* [PROVIDED PASSAGE]:
◇ ◇ ◇
Marcus Rashford has been on a mission to push child food poverty to the top of the media and political agenda in the UK — and he isn’t stopping any time soon.
First, he forced the government to u-turn after it initially refused to support children who recieve free school meals during the school summer holidays.
Then he spearheaded a food poverty task force with big-name chefs, charities, and food companies, and has since called out the poor standard of substitute free school meals delivered during the pandemic.
He’s also started tackling educational poverty: in March, he launched an initiative to get books to the estimated 390,000 children in Britain who don’t own any. And now, he wants to educate young people on an issue close to his heart — teaching them how to cook affordable food.
The Manchester United footballer and activist has teamed up with Michelin-starred celebrity chef Tom Kerridge to help. The aim is to help children and young people on low incomes cook nutritious food and make food go further on a small budget.
The pair will launch a series of 5-minute “how-to” videos in a series called “Full Time”, according to the Guardian. Each recipe will cost between 25p and £1 a portion and will use few kitchen appliances: for example, without scales, and often using no more than a single pan for most of the recipes, Kerridge has said.
Episodes will appear on the Full Time Instagram page every Sunday morning for a year — a specific start date hasn’t been given yet, but updates can be found through the page. Recipes will be familiar, the chef said, as he wanted people to get over the “fear factor” around cooking.
Recipes will be things like fish finger sandwiches, chicken stir fry, broccoli and cauliflower cheese, and fish pie, the chef said.
Food insecurity had been a mounting problem in the UK even before the COVID-19 pandemic, but charities have warned that the economic impact of the pandemic has made food poverty worse.
According to research from the Food Foundation think tank, 14% of families with children had experienced food insecurity in the six months between March and September 2020, rising from 11.5% from before the pandemic.
The Food Foundation reported that 10% of parents and guardians had seen food insecurity impact their children, affecting an estimated 1.9 million children. Within that number, many had to rely on only a few low cost food items to feed their children (6%), and having to rely on unbalanced meals (5%), while 2% had children who were forced to skip meals.
Kerridge and Rashford both grew up in low-income households and experienced food poverty. They were both eligible for free school meals, a benefit for families on the lowest incomes which means children receive at least one hot meal at school each day.
Rashford admitted that he hadn’t really done much cooking before these sessions. In fact, he said he had never even peeled a carrot.
◇ ◇ ◇
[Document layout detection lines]
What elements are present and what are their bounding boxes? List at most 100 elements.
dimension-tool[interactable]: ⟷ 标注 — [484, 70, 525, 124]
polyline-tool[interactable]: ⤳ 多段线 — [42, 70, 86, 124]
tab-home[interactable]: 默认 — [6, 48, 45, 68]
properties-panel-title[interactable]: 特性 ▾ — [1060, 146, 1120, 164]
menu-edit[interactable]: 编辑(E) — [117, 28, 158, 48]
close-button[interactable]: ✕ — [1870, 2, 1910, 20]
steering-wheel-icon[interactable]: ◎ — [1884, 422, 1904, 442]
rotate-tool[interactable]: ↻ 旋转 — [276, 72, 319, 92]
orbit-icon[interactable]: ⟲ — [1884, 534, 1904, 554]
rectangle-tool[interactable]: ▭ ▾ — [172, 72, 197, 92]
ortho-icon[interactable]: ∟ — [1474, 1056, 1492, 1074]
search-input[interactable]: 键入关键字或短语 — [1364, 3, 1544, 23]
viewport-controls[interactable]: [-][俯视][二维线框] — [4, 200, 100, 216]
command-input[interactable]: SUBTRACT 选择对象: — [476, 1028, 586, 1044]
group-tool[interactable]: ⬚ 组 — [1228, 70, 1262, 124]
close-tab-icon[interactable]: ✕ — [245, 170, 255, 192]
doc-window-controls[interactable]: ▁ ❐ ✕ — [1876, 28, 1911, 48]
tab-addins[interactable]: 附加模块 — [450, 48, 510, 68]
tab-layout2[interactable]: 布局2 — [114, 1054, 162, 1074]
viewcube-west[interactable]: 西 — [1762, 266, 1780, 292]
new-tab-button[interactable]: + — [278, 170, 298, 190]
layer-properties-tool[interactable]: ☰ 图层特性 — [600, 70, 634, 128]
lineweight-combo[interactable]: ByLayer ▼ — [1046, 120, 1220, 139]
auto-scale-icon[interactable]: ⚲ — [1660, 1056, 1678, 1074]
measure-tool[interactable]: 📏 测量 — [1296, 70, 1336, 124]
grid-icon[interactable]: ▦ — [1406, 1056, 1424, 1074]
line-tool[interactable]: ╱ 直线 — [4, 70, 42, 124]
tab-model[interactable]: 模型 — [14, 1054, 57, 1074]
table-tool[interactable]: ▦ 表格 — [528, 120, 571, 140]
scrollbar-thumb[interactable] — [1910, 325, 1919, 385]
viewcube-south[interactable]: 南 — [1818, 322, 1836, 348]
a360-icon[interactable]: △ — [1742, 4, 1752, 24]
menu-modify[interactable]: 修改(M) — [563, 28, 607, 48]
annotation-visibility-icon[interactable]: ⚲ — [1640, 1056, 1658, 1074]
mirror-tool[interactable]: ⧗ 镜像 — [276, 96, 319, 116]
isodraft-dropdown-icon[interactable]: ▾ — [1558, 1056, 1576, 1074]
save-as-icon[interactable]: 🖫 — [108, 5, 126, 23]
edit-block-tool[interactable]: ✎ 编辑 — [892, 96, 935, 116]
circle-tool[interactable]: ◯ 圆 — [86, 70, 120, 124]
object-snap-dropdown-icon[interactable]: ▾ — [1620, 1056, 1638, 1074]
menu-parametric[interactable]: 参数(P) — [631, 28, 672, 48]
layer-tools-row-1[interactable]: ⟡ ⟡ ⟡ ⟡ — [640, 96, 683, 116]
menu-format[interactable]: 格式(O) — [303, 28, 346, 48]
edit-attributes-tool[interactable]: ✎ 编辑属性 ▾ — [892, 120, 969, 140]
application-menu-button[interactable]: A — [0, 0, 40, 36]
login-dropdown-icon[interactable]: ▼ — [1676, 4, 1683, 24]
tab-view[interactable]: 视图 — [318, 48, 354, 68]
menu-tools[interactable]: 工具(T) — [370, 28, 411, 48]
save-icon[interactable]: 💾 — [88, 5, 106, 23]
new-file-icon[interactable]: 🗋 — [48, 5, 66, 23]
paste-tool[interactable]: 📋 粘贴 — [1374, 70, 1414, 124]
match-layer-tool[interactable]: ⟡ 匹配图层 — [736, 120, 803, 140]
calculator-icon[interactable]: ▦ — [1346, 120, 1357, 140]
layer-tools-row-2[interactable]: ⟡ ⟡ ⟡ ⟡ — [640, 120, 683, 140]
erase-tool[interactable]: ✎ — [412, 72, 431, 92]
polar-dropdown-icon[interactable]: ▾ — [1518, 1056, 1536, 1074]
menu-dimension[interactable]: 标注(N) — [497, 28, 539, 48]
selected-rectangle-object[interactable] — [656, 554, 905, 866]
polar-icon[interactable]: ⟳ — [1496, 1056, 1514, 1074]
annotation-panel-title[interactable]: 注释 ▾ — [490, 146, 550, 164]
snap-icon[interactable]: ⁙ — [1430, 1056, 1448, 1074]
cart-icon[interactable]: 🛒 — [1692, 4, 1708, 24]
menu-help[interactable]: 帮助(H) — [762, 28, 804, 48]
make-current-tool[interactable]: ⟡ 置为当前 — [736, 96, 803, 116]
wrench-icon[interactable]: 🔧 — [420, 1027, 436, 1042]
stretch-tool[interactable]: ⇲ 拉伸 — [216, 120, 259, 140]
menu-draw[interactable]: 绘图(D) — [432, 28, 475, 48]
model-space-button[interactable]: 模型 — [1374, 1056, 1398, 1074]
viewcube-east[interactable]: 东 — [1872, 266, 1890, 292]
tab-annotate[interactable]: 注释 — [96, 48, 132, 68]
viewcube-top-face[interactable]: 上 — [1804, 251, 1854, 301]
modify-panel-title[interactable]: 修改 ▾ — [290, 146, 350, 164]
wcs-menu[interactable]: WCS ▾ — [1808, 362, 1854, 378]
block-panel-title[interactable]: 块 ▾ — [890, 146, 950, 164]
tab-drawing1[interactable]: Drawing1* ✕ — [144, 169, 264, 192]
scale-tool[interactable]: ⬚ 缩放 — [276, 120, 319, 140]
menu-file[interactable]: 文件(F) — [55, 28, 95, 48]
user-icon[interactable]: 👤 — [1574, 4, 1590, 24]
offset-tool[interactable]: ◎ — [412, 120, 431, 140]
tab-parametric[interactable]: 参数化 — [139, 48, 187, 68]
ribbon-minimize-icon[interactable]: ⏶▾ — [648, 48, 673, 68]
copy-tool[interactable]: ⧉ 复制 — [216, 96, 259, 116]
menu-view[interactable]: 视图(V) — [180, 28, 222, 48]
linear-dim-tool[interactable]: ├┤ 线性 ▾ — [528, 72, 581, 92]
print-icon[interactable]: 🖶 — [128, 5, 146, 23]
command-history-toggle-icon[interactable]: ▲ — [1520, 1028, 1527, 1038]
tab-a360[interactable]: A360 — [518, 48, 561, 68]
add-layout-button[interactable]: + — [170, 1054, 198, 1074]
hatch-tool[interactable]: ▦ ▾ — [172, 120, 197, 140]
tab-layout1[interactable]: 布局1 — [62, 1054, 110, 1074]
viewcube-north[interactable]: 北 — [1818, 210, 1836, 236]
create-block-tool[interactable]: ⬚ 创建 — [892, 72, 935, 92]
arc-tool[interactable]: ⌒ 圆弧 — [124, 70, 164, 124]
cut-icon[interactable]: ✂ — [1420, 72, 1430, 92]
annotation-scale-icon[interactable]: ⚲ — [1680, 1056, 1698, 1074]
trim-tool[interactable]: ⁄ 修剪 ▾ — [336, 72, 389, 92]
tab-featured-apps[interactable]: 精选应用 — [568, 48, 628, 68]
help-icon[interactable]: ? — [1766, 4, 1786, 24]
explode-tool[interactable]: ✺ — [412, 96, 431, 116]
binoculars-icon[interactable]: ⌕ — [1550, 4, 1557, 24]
◇ ◇ ◇
* [TASKS TO CARRY OUT]:
a) Answer these from the article on Marcus Rashford's cooking videos:
(i) How many children in Britain are estimated not to own any books?
(ii) On what day and at what time of day will episodes appear on the Full Time Instagram page?
(iii) According to the Food Foundation, what percentage of families with children experienced food insecurity between March and September 2020?
b) Substitute "Kerridge" for every "the chef" in the article on Marcus Rashford's cooking videos, and write out the part that begins at the words "Episodes will appear" and stops after "before the pandemic.".

* [OUTPUTS BY TASK]:
a)
(i) An estimated 390,000.
(ii) Every Sunday morning.
(iii) 14%.

b)
Episodes will appear on the Full Time Instagram page every Sunday morning for a year — a specific start date hasn’t been given yet, but updates can be found through the page. Recipes will be familiar, Kerridge said, as he wanted people to get over the “fear factor” around cooking.
Recipes will be things like fish finger sandwiches, chicken stir fry, broccoli and cauliflower cheese, and fish pie, Kerridge said.
Food insecurity had been a mounting problem in the UK even before the COVID-19 pandemic, but charities have warned that the economic impact of the pandemic has made food poverty worse.
According to research from the Food Foundation think tank, 14% of families with children had experienced food insecurity in the six months between March and September 2020, rising from 11.5% from before the pandemic.